Dataset entries on figures
:::::
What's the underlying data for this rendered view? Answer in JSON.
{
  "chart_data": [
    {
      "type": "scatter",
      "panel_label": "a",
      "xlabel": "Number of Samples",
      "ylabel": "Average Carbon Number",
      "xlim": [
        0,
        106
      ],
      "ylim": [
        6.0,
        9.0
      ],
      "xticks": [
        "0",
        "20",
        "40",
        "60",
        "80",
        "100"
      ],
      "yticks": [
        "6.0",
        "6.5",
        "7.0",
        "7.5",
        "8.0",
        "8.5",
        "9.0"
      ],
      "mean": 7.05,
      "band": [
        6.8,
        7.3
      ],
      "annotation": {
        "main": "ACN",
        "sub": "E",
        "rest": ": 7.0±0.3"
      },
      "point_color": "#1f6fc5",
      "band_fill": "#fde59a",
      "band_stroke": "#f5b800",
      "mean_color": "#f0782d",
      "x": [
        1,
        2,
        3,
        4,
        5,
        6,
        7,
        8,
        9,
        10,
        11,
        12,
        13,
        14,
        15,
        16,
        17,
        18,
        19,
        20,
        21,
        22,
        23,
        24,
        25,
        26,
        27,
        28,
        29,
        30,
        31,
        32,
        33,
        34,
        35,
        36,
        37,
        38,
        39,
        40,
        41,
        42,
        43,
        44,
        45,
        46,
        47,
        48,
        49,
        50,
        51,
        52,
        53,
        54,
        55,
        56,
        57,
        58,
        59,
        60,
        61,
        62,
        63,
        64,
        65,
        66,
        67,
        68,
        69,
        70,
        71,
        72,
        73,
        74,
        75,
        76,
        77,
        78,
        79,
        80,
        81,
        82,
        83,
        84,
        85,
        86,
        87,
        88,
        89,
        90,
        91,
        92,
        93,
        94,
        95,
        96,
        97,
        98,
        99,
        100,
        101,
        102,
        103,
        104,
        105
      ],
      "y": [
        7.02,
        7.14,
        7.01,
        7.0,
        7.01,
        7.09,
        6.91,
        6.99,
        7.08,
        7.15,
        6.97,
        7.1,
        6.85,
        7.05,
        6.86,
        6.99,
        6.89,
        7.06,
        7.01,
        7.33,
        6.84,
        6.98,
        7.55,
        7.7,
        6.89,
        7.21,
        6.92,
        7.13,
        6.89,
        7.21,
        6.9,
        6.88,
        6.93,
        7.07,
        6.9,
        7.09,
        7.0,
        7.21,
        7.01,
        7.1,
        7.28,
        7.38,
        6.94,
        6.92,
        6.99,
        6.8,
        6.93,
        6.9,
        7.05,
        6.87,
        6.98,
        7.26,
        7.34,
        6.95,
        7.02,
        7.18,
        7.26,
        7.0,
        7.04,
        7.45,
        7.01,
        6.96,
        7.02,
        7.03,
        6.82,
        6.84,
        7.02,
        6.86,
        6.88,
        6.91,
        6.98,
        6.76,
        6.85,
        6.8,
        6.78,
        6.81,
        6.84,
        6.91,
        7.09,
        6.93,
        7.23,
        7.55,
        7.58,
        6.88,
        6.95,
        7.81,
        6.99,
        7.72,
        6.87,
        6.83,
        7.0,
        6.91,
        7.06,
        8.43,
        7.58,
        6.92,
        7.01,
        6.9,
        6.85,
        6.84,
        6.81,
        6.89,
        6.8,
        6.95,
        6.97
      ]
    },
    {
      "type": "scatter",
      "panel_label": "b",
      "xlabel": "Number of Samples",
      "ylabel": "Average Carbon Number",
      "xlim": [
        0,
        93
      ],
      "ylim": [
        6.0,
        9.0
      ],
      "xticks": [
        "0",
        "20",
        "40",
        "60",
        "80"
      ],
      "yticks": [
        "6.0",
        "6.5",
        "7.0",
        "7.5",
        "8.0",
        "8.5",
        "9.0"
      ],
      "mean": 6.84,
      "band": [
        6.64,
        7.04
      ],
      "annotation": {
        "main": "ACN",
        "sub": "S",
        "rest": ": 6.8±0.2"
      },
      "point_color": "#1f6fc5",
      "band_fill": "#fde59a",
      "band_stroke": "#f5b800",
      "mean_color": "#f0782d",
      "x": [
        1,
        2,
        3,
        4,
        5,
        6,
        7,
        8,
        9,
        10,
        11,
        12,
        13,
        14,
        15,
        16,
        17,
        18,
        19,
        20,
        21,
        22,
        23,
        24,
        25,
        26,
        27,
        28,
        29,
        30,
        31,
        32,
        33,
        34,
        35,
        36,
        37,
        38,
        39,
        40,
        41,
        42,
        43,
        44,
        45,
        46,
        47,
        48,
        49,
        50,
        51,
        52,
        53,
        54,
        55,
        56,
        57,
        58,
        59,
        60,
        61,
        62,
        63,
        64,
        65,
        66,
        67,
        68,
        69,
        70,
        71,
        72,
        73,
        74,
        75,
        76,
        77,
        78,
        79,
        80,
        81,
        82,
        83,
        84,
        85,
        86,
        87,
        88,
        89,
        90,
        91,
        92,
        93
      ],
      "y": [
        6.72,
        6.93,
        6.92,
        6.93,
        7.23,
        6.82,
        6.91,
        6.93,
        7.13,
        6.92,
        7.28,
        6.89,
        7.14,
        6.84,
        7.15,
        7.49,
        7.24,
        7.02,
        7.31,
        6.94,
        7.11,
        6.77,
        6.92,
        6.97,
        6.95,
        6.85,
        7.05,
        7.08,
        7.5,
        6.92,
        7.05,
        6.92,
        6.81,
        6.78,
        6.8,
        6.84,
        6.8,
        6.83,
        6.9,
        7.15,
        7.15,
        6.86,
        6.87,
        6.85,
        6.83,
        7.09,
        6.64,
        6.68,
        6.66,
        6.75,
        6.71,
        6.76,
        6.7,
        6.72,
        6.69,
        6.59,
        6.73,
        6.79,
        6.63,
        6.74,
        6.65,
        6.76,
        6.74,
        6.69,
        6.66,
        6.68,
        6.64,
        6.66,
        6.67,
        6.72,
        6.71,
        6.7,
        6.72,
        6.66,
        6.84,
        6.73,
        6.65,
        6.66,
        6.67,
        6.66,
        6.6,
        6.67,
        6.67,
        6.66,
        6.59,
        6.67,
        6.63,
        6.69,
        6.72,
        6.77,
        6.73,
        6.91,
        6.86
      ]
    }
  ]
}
:::::
• [Your instructions]:
Each entry above is to be quoted exactly.

• [Complete answer]:
What's the underlying data for this rendered view? Answer in JSON.
{
  "chart_data": [
    {
      "type": "scatter",
      "panel_label": "a",
      "xlabel": "Number of Samples",
      "ylabel": "Average Carbon Number",
      "xlim": [
        0,
        106
      ],
      "ylim": [
        6.0,
        9.0
      ],
      "xticks": [
        "0",
        "20",
        "40",
        "60",
        "80",
        "100"
      ],
      "yticks": [
        "6.0",
        "6.5",
        "7.0",
        "7.5",
        "8.0",
        "8.5",
        "9.0"
      ],
      "mean": 7.05,
      "band": [
        6.8,
        7.3
      ],
      "annotation": {
        "main": "ACN",
        "sub": "E",
        "rest": ": 7.0±0.3"
      },
      "point_color": "#1f6fc5",
      "band_fill": "#fde59a",
      "band_stroke": "#f5b800",
      "mean_color": "#f0782d",
      "x": [
        1,
        2,
        3,
        4,
        5,
        6,
        7,
        8,
        9,
        10,
        11,
        12,
        13,
        14,
        15,
        16,
        17,
        18,
        19,
        20,
        21,
        22,
        23,
        24,
        25,
        26,
        27,
        28,
        29,
        30,
        31,
        32,
        33,
        34,
        35,
        36,
        37,
        38,
        39,
        40,
        41,
        42,
        43,
        44,
        45,
        46,
        47,
        48,
        49,
        50,
        51,
        52,
        53,
        54,
        55,
        56,
        57,
        58,
        59,
        60,
        61,
        62,
        63,
        64,
        65,
        66,
        67,
        68,
        69,
        70,
        71,
        72,
        73,
        74,
        75,
        76,
        77,
        78,
        79,
        80,
        81,
        82,
        83,
        84,
        85,
        86,
        87,
        88,
        89,
        90,
        91,
        92,
        93,
        94,
        95,
        96,
        97,
        98,
        99,
        100,
        101,
        102,
        103,
        104,
        105
      ],
      "y": [
        7.02,
        7.14,
        7.01,
        7.0,
        7.01,
        7.09,
        6.91,
        6.99,
        7.08,
        7.15,
        6.97,
        7.1,
        6.85,
        7.05,
        6.86,
        6.99,
        6.89,
        7.06,
        7.01,
        7.33,
        6.84,
        6.98,
        7.55,
        7.7,
        6.89,
        7.21,
        6.92,
        7.13,
        6.89,
        7.21,
        6.9,
        6.88,
        6.93,
        7.07,
        6.9,
        7.09,
        7.0,
        7.21,
        7.01,
        7.1,
        7.28,
        7.38,
        6.94,
        6.92,
        6.99,
        6.8,
        6.93,
        6.9,
        7.05,
        6.87,
        6.98,
        7.26,
        7.34,
        6.95,
        7.02,
        7.18,
        7.26,
        7.0,
        7.04,
        7.45,
        7.01,
        6.96,
        7.02,
        7.03,
        6.82,
        6.84,
        7.02,
        6.86,
        6.88,
        6.91,
        6.98,
        6.76,
        6.85,
        6.8,
        6.78,
        6.81,
        6.84,
        6.91,
        7.09,
        6.93,
        7.23,
        7.55,
        7.58,
        6.88,
        6.95,
        7.81,
        6.99,
        7.72,
        6.87,
        6.83,
        7.0,
        6.91,
        7.06,
        8.43,
        7.58,
        6.92,
        7.01,
        6.9,
        6.85,
        6.84,
        6.81,
        6.89,
        6.8,
        6.95,
        6.97
      ]
    },
    {
      "type": "scatter",
      "panel_label": "b",
      "xlabel": "Number of Samples",
      "ylabel": "Average Carbon Number",
      "xlim": [
        0,
        93
      ],
      "ylim": [
        6.0,
        9.0
      ],
      "xticks": [
        "0",
        "20",
        "40",
        "60",
        "80"
      ],
      "yticks": [
        "6.0",
        "6.5",
        "7.0",
        "7.5",
        "8.0",
        "8.5",
        "9.0"
      ],
      "mean": 6.84,
      "band": [
        6.64,
        7.04
      ],
      "annotation": {
        "main": "ACN",
        "sub": "S",
        "rest": ": 6.8±0.2"
      },
      "point_color": "#1f6fc5",
      "band_fill": "#fde59a",
      "band_stroke": "#f5b800",
      "mean_color": "#f0782d",
      "x": [
        1,
        2,
        3,
        4,
        5,
        6,
        7,
        8,
        9,
        10,
        11,
        12,
        13,
        14,
        15,
        16,
        17,
        18,
        19,
        20,
        21,
        22,
        23,
        24,
        25,
        26,
        27,
        28,
        29,
        30,
        31,
        32,
        33,
        34,
        35,
        36,
        37,
        38,
        39,
        40,
        41,
        42,
        43,
        44,
        45,
        46,
        47,
        48,
        49,
        50,
        51,
        52,
        53,
        54,
        55,
        56,
        57,
        58,
        59,
        60,
        61,
        62,
        63,
        64,
        65,
        66,
        67,
        68,
        69,
        70,
        71,
        72,
        73,
        74,
        75,
        76,
        77,
        78,
        79,
        80,
        81,
        82,
        83,
        84,
        85,
        86,
        87,
        88,
        89,
        90,
        91,
        92,
        93
      ],
      "y": [
        6.72,
        6.93,
        6.92,
        6.93,
        7.23,
        6.82,
        6.91,
        6.93,
        7.13,
        6.92,
        7.28,
        6.89,
        7.14,
        6.84,
        7.15,
        7.49,
        7.24,
        7.02,
        7.31,
        6.94,
        7.11,
        6.77,
        6.92,
        6.97,
        6.95,
        6.85,
        7.05,
        7.08,
        7.5,
        6.92,
        7.05,
        6.92,
        6.81,
        6.78,
        6.8,
        6.84,
        6.8,
        6.83,
        6.9,
        7.15,
        7.15,
        6.86,
        6.87,
        6.85,
        6.83,
        7.09,
        6.64,
        6.68,
        6.66,
        6.75,
        6.71,
        6.76,
        6.7,
        6.72,
        6.69,
        6.59,
        6.73,
        6.79,
        6.63,
        6.74,
        6.65,
        6.76,
        6.74,
        6.69,
        6.66,
        6.68,
        6.64,
        6.66,
        6.67,
        6.72,
        6.71,
        6.7,
        6.72,
        6.66,
        6.84,
        6.73,
        6.65,
        6.66,
        6.67,
        6.66,
        6.6,
        6.67,
        6.67,
        6.66,
        6.59,
        6.67,
        6.63,
        6.69,
        6.72,
        6.77,
        6.73,
        6.91,
        6.86
      ]
    }
  ]
}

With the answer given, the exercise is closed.